§ **The request**: Reproduce all lines of the listing below in which the word "направленности" occurs.

________________

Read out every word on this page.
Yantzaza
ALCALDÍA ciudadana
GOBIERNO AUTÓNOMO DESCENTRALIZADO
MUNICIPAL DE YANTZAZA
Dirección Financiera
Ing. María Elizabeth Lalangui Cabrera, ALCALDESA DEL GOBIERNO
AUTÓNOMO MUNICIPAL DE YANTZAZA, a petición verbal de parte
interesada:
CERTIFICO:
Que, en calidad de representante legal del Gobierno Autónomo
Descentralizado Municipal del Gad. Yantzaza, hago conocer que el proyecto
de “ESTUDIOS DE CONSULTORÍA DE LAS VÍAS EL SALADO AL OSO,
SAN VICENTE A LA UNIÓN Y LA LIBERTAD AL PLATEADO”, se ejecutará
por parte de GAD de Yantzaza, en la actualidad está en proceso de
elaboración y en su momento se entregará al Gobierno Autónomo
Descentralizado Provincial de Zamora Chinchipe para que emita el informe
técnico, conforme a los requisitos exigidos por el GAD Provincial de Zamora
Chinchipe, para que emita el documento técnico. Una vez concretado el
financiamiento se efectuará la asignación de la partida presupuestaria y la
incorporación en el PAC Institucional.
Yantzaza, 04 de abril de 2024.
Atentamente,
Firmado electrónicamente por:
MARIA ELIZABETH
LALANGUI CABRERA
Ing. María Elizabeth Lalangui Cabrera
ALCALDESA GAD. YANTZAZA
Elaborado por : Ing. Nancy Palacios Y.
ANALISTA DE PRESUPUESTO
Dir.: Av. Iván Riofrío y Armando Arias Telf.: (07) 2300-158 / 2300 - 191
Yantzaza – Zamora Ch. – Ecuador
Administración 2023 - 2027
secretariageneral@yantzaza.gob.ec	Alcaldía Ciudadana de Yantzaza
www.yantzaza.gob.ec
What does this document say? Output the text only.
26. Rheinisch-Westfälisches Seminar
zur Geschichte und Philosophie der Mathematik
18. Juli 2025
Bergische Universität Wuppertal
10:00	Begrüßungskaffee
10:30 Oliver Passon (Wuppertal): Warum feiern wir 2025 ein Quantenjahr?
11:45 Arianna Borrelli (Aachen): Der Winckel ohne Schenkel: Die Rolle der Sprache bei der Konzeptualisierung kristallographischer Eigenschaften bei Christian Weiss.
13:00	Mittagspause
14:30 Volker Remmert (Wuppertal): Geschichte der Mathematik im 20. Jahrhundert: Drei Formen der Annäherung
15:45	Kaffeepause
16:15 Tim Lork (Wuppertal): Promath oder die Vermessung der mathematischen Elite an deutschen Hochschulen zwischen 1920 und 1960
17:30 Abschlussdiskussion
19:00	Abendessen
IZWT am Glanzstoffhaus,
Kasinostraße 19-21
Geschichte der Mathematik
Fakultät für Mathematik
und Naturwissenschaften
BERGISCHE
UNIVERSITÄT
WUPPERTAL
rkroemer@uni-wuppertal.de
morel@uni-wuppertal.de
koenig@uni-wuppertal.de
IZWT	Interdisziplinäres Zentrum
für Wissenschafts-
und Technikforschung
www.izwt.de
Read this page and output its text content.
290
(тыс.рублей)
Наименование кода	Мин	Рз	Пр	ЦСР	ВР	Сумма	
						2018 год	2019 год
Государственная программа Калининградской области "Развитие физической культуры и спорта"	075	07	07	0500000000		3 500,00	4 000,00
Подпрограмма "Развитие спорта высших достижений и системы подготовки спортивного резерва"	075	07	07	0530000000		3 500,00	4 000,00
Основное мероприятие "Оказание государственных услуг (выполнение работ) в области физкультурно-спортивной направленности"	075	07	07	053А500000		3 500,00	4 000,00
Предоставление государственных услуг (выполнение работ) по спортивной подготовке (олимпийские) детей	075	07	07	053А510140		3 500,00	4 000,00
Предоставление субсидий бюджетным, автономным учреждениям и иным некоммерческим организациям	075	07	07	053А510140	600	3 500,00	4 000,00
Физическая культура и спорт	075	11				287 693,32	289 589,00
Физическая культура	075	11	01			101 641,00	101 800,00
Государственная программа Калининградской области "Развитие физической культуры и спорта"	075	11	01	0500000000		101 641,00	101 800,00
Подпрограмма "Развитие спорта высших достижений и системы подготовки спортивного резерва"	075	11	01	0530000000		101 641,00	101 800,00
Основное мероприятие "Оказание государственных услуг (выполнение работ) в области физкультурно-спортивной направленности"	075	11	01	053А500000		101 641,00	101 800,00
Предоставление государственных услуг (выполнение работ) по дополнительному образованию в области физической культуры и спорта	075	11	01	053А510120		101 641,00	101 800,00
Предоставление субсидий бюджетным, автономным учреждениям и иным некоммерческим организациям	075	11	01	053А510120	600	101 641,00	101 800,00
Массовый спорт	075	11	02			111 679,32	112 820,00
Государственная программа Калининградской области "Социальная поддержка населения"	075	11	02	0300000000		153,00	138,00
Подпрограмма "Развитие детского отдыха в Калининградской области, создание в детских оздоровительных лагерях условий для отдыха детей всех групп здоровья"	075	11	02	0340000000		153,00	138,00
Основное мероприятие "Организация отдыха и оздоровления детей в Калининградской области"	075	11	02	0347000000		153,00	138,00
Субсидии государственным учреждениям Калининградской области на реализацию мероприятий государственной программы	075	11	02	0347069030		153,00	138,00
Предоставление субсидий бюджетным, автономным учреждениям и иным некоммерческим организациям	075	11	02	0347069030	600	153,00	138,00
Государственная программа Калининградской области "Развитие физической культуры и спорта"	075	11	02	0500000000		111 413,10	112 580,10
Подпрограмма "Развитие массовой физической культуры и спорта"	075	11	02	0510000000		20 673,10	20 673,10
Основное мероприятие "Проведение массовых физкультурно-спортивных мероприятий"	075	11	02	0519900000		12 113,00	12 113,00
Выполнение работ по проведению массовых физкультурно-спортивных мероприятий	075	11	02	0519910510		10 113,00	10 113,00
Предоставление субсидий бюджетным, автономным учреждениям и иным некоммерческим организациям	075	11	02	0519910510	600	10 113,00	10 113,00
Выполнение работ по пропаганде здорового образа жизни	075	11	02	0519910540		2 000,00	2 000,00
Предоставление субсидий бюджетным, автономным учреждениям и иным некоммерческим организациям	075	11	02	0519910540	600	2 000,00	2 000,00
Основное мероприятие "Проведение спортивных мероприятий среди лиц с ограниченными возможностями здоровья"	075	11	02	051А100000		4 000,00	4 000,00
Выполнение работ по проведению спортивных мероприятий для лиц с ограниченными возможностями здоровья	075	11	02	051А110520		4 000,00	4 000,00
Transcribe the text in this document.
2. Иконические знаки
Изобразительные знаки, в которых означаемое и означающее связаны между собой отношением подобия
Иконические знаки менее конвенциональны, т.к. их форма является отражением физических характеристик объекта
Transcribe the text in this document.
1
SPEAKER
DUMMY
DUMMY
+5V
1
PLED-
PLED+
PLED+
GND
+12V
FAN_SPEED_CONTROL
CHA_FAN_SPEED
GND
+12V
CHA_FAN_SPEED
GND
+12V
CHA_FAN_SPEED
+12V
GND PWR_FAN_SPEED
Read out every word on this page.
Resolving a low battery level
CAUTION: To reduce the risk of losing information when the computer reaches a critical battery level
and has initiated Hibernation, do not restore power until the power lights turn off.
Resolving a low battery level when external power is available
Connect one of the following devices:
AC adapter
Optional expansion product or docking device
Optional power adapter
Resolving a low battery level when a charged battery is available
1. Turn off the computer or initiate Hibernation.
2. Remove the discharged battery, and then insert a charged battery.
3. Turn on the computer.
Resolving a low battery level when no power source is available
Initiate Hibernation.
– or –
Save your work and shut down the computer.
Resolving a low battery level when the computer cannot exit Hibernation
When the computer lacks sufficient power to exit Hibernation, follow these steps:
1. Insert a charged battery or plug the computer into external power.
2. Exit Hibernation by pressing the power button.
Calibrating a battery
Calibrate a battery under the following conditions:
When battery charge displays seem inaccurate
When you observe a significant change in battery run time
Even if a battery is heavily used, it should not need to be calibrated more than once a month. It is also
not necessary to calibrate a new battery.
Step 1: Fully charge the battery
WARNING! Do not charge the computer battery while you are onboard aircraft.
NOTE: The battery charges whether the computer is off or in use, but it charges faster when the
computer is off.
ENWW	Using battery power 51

________________

§ **Expected output**:
Основное мероприятие "Оказание государственных услуг (выполнение работ) в области физкультурно-спортивной направленности"	075	07	07	053А500000		3 500,00	4 000,00
Основное мероприятие "Оказание государственных услуг (выполнение работ) в области физкультурно-спортивной направленности"	075	11	01	053А500000		101 641,00	101 800,00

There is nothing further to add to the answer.